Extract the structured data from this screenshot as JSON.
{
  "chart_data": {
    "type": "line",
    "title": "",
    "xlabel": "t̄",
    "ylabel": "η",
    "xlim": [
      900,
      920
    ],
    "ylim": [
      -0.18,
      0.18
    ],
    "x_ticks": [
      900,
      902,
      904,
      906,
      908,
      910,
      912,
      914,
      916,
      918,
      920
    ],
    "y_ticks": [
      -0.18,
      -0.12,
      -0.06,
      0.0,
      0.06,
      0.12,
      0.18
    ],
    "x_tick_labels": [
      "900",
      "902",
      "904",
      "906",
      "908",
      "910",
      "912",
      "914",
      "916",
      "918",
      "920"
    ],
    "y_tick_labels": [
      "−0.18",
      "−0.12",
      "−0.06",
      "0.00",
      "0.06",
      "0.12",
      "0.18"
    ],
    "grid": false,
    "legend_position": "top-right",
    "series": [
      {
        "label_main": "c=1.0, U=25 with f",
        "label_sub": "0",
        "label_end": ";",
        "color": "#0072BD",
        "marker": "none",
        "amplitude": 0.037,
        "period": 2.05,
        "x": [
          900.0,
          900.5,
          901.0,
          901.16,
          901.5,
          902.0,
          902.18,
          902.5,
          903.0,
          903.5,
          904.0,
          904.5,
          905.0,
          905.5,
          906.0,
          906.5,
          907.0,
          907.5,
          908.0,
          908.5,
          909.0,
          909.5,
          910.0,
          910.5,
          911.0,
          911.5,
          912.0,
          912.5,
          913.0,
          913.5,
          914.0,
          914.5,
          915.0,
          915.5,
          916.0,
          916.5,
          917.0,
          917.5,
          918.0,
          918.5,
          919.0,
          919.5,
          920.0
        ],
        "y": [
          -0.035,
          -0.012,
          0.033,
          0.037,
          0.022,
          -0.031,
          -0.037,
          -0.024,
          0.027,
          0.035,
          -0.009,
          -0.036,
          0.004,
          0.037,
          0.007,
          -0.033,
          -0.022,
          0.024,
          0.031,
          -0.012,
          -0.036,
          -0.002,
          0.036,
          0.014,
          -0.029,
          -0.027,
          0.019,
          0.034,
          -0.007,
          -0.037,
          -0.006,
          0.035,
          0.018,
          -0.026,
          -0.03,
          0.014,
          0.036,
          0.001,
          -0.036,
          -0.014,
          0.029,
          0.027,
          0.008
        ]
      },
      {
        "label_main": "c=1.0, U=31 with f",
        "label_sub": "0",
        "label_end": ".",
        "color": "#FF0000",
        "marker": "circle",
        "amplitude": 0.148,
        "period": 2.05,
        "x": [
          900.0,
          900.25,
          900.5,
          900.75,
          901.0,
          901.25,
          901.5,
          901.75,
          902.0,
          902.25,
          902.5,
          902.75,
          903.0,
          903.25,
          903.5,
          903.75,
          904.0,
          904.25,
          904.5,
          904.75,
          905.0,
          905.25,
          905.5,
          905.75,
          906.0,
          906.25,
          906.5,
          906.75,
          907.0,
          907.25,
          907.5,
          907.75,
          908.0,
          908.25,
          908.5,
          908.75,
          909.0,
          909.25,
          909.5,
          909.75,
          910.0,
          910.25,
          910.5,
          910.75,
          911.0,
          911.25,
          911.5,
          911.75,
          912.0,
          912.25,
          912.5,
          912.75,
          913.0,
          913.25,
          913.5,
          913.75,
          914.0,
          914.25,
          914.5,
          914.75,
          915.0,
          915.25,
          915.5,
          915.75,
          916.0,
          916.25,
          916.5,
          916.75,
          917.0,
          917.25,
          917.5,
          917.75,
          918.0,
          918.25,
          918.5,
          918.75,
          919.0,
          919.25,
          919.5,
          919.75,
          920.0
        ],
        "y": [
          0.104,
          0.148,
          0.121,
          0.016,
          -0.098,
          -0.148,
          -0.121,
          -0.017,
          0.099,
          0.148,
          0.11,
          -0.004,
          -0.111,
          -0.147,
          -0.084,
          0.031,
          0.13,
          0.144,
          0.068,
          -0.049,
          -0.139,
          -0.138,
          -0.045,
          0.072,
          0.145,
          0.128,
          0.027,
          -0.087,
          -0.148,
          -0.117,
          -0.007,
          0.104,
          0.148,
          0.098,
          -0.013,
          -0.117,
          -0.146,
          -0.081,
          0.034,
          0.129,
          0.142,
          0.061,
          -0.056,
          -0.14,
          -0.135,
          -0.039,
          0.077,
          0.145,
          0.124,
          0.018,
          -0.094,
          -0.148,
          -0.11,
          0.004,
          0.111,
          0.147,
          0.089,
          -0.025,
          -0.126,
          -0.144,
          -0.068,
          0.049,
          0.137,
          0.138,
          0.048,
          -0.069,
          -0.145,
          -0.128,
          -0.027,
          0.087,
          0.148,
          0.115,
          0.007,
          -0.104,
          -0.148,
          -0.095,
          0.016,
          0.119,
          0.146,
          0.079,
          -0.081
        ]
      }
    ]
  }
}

● **Requirement**: The listing above must be transcribed exactly, line by line.

● **Answer to the problem**:
Extract the structured data from this screenshot as JSON.
{
  "chart_data": {
    "type": "line",
    "title": "",
    "xlabel": "t̄",
    "ylabel": "η",
    "xlim": [
      900,
      920
    ],
    "ylim": [
      -0.18,
      0.18
    ],
    "x_ticks": [
      900,
      902,
      904,
      906,
      908,
      910,
      912,
      914,
      916,
      918,
      920
    ],
    "y_ticks": [
      -0.18,
      -0.12,
      -0.06,
      0.0,
      0.06,
      0.12,
      0.18
    ],
    "x_tick_labels": [
      "900",
      "902",
      "904",
      "906",
      "908",
      "910",
      "912",
      "914",
      "916",
      "918",
      "920"
    ],
    "y_tick_labels": [
      "−0.18",
      "−0.12",
      "−0.06",
      "0.00",
      "0.06",
      "0.12",
      "0.18"
    ],
    "grid": false,
    "legend_position": "top-right",
    "series": [
      {
        "label_main": "c=1.0, U=25 with f",
        "label_sub": "0",
        "label_end": ";",
        "color": "#0072BD",
        "marker": "none",
        "amplitude": 0.037,
        "period": 2.05,
        "x": [
          900.0,
          900.5,
          901.0,
          901.16,
          901.5,
          902.0,
          902.18,
          902.5,
          903.0,
          903.5,
          904.0,
          904.5,
          905.0,
          905.5,
          906.0,
          906.5,
          907.0,
          907.5,
          908.0,
          908.5,
          909.0,
          909.5,
          910.0,
          910.5,
          911.0,
          911.5,
          912.0,
          912.5,
          913.0,
          913.5,
          914.0,
          914.5,
          915.0,
          915.5,
          916.0,
          916.5,
          917.0,
          917.5,
          918.0,
          918.5,
          919.0,
          919.5,
          920.0
        ],
        "y": [
          -0.035,
          -0.012,
          0.033,
          0.037,
          0.022,
          -0.031,
          -0.037,
          -0.024,
          0.027,
          0.035,
          -0.009,
          -0.036,
          0.004,
          0.037,
          0.007,
          -0.033,
          -0.022,
          0.024,
          0.031,
          -0.012,
          -0.036,
          -0.002,
          0.036,
          0.014,
          -0.029,
          -0.027,
          0.019,
          0.034,
          -0.007,
          -0.037,
          -0.006,
          0.035,
          0.018,
          -0.026,
          -0.03,
          0.014,
          0.036,
          0.001,
          -0.036,
          -0.014,
          0.029,
          0.027,
          0.008
        ]
      },
      {
        "label_main": "c=1.0, U=31 with f",
        "label_sub": "0",
        "label_end": ".",
        "color": "#FF0000",
        "marker": "circle",
        "amplitude": 0.148,
        "period": 2.05,
        "x": [
          900.0,
          900.25,
          900.5,
          900.75,
          901.0,
          901.25,
          901.5,
          901.75,
          902.0,
          902.25,
          902.5,
          902.75,
          903.0,
          903.25,
          903.5,
          903.75,
          904.0,
          904.25,
          904.5,
          904.75,
          905.0,
          905.25,
          905.5,
          905.75,
          906.0,
          906.25,
          906.5,
          906.75,
          907.0,
          907.25,
          907.5,
          907.75,
          908.0,
          908.25,
          908.5,
          908.75,
          909.0,
          909.25,
          909.5,
          909.75,
          910.0,
          910.25,
          910.5,
          910.75,
          911.0,
          911.25,
          911.5,
          911.75,
          912.0,
          912.25,
          912.5,
          912.75,
          913.0,
          913.25,
          913.5,
          913.75,
          914.0,
          914.25,
          914.5,
          914.75,
          915.0,
          915.25,
          915.5,
          915.75,
          916.0,
          916.25,
          916.5,
          916.75,
          917.0,
          917.25,
          917.5,
          917.75,
          918.0,
          918.25,
          918.5,
          918.75,
          919.0,
          919.25,
          919.5,
          919.75,
          920.0
        ],
        "y": [
          0.104,
          0.148,
          0.121,
          0.016,
          -0.098,
          -0.148,
          -0.121,
          -0.017,
          0.099,
          0.148,
          0.11,
          -0.004,
          -0.111,
          -0.147,
          -0.084,
          0.031,
          0.13,
          0.144,
          0.068,
          -0.049,
          -0.139,
          -0.138,
          -0.045,
          0.072,
          0.145,
          0.128,
          0.027,
          -0.087,
          -0.148,
          -0.117,
          -0.007,
          0.104,
          0.148,
          0.098,
          -0.013,
          -0.117,
          -0.146,
          -0.081,
          0.034,
          0.129,
          0.142,
          0.061,
          -0.056,
          -0.14,
          -0.135,
          -0.039,
          0.077,
          0.145,
          0.124,
          0.018,
          -0.094,
          -0.148,
          -0.11,
          0.004,
          0.111,
          0.147,
          0.089,
          -0.025,
          -0.126,
          -0.144,
          -0.068,
          0.049,
          0.137,
          0.138,
          0.048,
          -0.069,
          -0.145,
          -0.128,
          -0.027,
          0.087,
          0.148,
          0.115,
          0.007,
          -0.104,
          -0.148,
          -0.095,
          0.016,
          0.119,
          0.146,
          0.079,
          -0.081
        ]
      }
    ]
  }
}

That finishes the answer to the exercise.